- Written instruction
Your answer is a single number: the count of lines that contain the string "không".

** Start Information given **

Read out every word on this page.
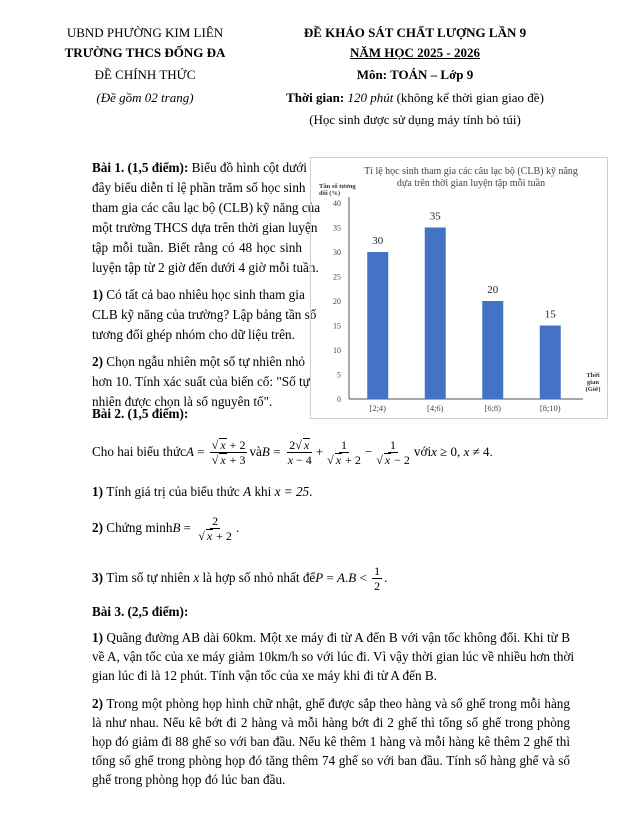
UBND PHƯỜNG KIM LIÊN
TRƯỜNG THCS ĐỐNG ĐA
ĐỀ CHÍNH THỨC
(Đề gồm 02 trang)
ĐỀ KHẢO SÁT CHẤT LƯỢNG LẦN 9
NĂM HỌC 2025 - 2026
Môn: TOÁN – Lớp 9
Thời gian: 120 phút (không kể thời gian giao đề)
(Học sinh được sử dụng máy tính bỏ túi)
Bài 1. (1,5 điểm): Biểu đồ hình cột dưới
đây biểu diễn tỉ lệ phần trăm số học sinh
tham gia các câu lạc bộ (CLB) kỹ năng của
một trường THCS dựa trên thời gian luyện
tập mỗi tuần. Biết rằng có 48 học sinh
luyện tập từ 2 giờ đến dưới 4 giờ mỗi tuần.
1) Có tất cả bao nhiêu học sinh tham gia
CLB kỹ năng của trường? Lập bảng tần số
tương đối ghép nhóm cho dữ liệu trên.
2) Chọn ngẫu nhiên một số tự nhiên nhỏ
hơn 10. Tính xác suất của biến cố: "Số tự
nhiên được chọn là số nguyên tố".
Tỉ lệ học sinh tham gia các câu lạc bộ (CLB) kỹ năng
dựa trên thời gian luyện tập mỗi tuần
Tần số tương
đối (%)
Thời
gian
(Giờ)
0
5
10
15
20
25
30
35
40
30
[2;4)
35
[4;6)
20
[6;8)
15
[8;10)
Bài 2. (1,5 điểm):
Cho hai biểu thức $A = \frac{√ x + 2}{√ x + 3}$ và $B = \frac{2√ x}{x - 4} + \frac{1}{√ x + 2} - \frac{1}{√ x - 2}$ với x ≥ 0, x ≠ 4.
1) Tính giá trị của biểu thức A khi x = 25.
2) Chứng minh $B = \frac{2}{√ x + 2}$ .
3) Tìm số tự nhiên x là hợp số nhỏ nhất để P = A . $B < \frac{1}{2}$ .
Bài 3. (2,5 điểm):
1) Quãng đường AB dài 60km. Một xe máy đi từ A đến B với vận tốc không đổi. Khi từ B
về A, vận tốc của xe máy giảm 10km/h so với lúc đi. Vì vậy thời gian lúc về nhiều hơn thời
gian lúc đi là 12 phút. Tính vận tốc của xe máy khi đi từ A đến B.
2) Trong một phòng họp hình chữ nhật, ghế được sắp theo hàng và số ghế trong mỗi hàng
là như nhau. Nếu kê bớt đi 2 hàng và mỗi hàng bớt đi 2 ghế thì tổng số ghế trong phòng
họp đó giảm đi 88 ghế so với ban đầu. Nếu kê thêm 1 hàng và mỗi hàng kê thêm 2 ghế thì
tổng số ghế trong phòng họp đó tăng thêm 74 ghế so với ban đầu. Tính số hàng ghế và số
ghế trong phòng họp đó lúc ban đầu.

** End Information given **

- Full answer
2